• _Stated task_
Answer with a single number, the count of lines holding the word "structured".

• _Figure record extracts_

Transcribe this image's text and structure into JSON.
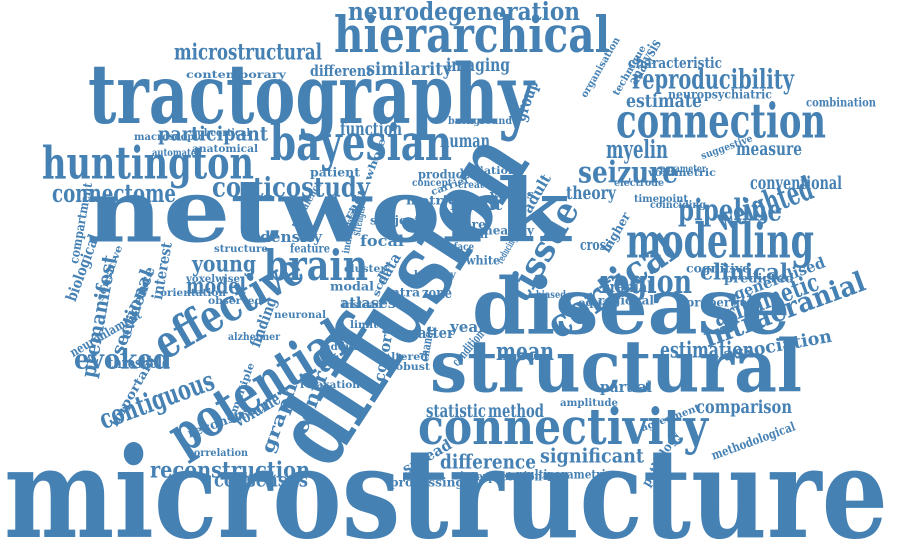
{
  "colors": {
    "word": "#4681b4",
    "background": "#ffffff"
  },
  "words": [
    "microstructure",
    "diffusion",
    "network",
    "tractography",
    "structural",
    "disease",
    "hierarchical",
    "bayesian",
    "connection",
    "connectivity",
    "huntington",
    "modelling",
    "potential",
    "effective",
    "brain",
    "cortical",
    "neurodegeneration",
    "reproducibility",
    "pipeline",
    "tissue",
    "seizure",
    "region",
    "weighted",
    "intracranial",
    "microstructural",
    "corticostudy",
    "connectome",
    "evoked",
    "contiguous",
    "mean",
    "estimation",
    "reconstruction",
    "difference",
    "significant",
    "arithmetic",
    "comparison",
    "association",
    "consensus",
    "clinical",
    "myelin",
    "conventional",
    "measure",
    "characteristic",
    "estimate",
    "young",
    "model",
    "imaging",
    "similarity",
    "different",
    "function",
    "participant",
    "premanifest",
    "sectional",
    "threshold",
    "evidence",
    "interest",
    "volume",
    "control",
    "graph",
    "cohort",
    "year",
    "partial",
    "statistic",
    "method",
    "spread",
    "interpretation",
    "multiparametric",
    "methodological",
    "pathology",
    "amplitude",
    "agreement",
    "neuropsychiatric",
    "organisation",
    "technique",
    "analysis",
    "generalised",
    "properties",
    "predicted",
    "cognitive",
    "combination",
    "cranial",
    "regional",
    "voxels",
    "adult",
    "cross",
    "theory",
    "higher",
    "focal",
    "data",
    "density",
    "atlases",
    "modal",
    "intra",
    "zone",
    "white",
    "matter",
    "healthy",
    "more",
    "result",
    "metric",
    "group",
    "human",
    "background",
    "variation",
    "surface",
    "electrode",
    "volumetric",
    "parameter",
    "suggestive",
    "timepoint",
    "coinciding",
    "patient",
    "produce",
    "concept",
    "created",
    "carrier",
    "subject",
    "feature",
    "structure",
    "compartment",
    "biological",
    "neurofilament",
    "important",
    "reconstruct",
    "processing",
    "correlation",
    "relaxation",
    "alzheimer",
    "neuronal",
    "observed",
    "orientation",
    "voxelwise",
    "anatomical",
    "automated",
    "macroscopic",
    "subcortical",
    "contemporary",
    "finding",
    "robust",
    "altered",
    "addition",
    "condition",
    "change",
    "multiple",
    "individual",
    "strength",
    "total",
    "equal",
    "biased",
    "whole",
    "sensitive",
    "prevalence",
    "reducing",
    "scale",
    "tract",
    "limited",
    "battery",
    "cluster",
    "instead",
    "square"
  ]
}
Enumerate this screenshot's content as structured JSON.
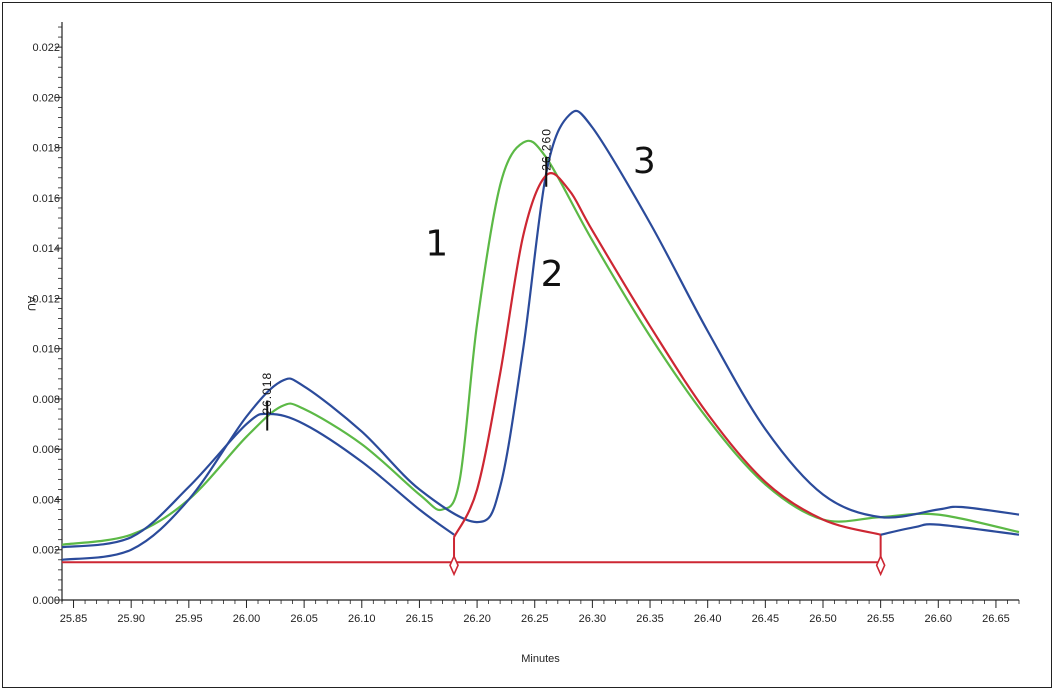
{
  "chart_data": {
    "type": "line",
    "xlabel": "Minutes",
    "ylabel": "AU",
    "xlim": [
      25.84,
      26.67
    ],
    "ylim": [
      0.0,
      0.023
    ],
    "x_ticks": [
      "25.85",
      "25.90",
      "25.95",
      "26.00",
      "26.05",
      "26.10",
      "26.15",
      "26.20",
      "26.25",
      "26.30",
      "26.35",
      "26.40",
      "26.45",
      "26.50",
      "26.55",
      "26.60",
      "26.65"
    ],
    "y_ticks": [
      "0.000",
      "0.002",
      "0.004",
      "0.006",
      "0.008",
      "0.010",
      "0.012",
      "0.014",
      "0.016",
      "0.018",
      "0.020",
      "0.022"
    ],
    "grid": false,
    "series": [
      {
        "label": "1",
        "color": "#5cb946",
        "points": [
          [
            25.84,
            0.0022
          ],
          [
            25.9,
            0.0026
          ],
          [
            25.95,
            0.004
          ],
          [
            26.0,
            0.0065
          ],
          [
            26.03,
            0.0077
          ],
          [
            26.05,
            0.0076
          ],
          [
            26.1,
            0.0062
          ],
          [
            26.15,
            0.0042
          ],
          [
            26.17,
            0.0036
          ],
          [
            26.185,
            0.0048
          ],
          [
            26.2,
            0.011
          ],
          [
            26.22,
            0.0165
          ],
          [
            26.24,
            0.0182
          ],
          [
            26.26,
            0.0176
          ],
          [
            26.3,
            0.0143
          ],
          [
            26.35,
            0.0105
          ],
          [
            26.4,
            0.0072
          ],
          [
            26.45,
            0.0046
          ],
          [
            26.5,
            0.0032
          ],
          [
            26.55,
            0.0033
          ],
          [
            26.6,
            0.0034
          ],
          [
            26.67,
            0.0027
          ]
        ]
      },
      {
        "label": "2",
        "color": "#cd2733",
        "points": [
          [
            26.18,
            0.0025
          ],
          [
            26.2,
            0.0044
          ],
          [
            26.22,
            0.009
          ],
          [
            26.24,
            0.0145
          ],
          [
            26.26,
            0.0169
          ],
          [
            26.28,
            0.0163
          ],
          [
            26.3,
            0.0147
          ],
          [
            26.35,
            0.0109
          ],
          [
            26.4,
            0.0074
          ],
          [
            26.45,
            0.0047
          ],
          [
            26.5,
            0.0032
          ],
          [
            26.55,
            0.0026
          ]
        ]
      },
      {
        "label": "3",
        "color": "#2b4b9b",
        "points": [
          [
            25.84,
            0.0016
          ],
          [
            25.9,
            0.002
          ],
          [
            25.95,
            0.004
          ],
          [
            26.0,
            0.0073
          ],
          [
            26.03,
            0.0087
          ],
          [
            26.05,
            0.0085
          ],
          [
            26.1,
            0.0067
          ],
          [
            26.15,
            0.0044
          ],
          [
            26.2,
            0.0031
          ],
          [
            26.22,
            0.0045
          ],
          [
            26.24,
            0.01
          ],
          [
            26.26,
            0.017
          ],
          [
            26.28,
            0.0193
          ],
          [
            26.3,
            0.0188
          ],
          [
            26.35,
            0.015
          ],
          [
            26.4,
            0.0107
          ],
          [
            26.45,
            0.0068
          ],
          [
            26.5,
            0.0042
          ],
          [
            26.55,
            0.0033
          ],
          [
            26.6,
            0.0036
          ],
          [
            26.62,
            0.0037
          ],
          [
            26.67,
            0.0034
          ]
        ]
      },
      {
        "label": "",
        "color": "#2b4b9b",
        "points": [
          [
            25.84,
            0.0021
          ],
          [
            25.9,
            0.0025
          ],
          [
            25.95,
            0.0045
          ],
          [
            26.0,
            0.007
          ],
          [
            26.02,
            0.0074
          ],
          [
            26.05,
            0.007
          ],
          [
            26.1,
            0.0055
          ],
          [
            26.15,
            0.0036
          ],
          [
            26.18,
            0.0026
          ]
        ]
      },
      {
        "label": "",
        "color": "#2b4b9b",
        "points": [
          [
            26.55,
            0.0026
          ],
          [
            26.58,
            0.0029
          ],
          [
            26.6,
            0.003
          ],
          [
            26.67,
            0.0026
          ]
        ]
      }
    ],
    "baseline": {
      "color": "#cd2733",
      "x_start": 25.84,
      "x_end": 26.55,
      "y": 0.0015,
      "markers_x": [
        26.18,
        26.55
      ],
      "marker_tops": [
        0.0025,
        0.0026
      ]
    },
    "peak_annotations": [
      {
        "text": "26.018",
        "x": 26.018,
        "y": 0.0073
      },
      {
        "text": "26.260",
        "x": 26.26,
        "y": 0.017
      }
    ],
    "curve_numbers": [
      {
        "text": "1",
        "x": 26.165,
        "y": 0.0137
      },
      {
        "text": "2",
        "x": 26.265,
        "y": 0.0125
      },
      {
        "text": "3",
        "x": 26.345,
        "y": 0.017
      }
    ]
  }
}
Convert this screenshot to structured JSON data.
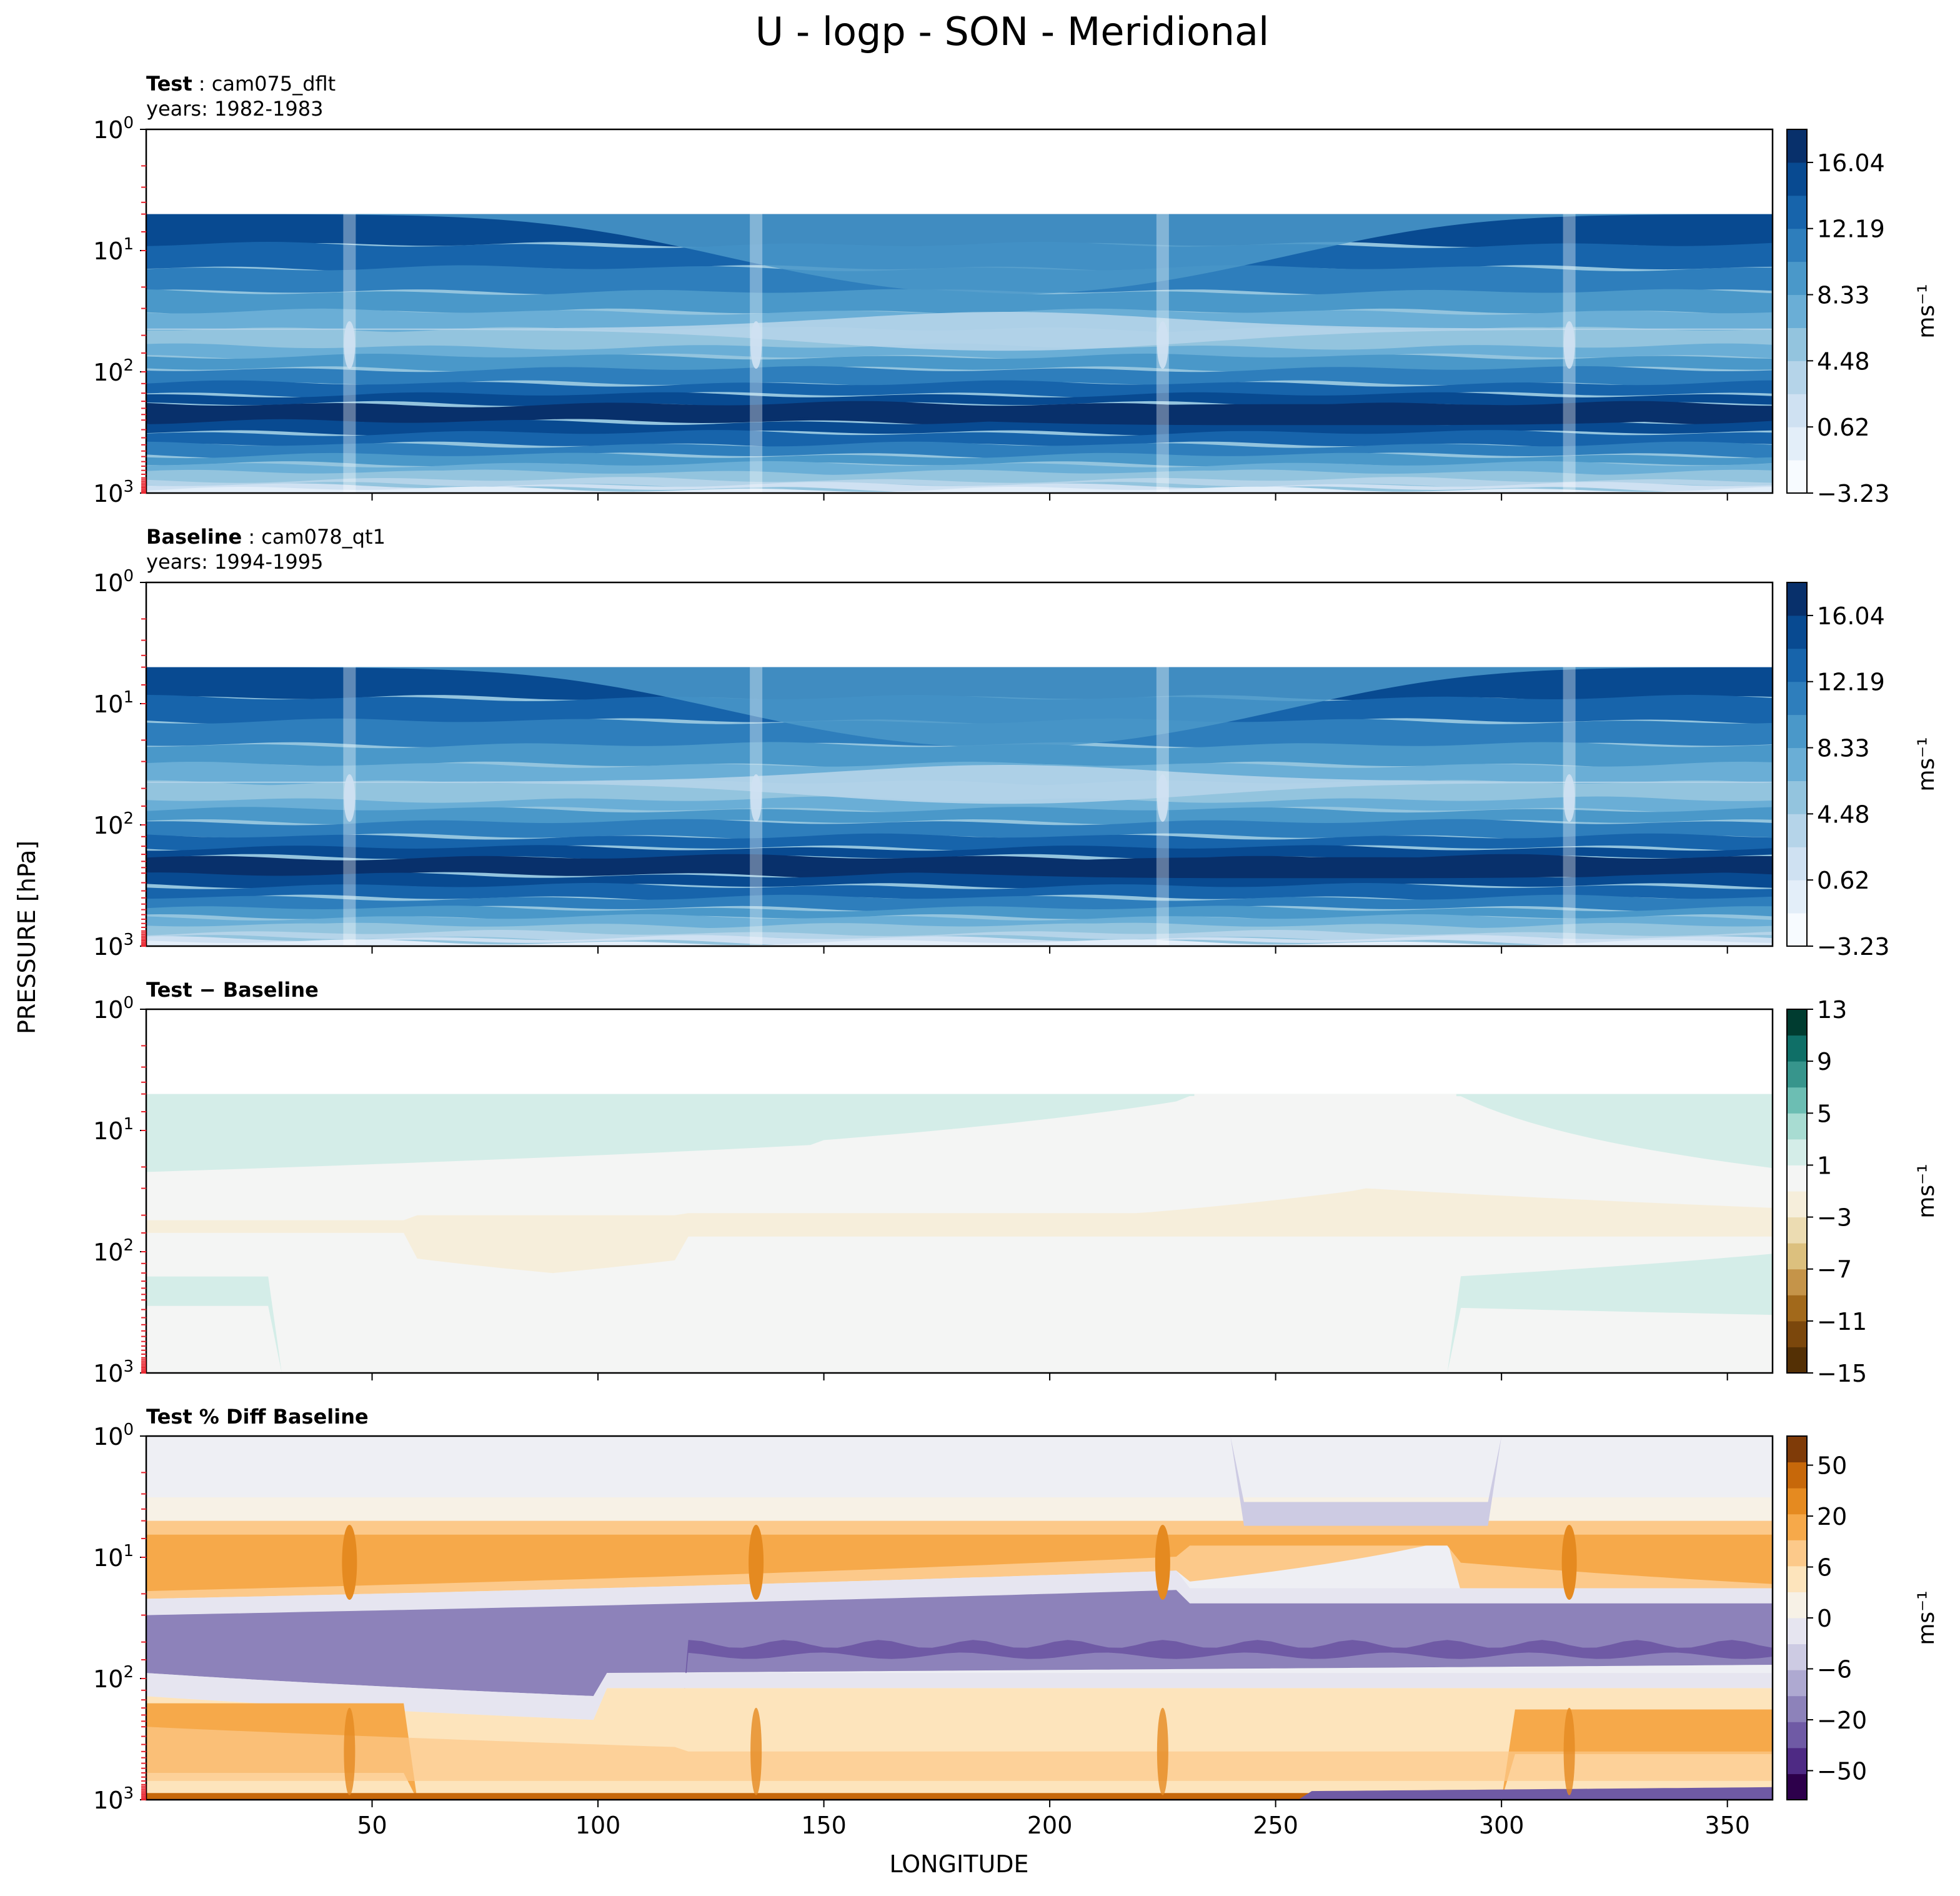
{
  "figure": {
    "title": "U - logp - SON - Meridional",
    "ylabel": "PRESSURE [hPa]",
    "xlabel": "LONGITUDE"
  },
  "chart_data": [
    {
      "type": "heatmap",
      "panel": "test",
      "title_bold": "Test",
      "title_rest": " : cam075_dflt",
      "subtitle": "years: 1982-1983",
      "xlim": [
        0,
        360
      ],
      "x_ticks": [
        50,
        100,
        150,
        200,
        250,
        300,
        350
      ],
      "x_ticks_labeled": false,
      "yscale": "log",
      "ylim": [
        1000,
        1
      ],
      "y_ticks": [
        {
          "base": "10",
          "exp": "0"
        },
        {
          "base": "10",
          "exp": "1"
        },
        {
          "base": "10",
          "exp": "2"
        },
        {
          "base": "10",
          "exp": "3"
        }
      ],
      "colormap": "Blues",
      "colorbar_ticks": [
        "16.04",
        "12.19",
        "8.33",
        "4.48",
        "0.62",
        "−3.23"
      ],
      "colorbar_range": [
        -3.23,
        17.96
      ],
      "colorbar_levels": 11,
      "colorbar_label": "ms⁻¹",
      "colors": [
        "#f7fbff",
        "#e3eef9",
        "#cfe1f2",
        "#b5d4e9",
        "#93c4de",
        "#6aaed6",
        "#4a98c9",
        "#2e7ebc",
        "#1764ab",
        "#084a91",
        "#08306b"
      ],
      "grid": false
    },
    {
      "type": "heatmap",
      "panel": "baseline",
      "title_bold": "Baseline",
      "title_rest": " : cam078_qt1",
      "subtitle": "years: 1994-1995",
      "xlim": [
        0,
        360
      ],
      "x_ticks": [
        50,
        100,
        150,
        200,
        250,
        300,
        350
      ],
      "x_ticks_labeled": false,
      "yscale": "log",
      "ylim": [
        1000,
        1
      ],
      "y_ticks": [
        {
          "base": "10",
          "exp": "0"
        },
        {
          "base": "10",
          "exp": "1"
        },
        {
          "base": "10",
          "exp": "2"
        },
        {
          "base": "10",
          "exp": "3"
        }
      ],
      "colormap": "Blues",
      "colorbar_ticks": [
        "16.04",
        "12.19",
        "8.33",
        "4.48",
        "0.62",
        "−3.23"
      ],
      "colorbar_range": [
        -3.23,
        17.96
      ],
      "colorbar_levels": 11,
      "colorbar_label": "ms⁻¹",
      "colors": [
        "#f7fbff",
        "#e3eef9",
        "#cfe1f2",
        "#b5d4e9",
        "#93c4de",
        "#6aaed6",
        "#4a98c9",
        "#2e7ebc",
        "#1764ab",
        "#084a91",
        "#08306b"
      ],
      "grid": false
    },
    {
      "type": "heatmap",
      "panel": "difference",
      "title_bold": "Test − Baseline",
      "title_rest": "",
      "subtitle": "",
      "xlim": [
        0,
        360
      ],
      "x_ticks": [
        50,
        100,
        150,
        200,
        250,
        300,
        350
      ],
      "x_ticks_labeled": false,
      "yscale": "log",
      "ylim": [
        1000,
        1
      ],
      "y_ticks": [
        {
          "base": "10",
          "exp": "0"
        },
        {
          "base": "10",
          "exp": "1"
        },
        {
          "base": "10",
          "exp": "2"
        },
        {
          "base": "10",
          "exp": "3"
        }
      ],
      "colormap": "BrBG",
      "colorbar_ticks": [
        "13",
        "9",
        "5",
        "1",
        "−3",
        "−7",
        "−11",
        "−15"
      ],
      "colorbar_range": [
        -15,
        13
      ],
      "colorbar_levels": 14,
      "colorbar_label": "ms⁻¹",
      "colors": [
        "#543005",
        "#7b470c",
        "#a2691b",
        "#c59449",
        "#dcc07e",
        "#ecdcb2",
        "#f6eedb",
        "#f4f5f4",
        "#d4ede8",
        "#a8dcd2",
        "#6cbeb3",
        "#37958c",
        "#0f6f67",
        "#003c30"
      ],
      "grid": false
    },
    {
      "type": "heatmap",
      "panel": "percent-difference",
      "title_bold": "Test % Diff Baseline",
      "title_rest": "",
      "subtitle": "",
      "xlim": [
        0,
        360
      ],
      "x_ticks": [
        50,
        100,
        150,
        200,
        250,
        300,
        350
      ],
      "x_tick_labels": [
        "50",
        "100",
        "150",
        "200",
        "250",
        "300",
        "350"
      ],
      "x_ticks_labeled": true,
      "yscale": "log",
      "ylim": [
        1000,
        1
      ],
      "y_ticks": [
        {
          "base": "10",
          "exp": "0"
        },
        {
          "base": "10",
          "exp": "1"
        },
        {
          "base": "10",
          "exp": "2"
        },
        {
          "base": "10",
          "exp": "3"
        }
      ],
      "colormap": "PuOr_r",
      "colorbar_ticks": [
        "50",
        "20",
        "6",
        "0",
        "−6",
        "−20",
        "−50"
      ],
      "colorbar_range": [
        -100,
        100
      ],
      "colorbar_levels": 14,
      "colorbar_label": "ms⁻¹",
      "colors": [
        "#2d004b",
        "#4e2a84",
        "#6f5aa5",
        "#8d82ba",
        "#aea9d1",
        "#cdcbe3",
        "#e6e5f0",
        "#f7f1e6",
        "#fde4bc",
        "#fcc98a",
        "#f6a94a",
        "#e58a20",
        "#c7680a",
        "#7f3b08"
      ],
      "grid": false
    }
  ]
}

• _Task output_
2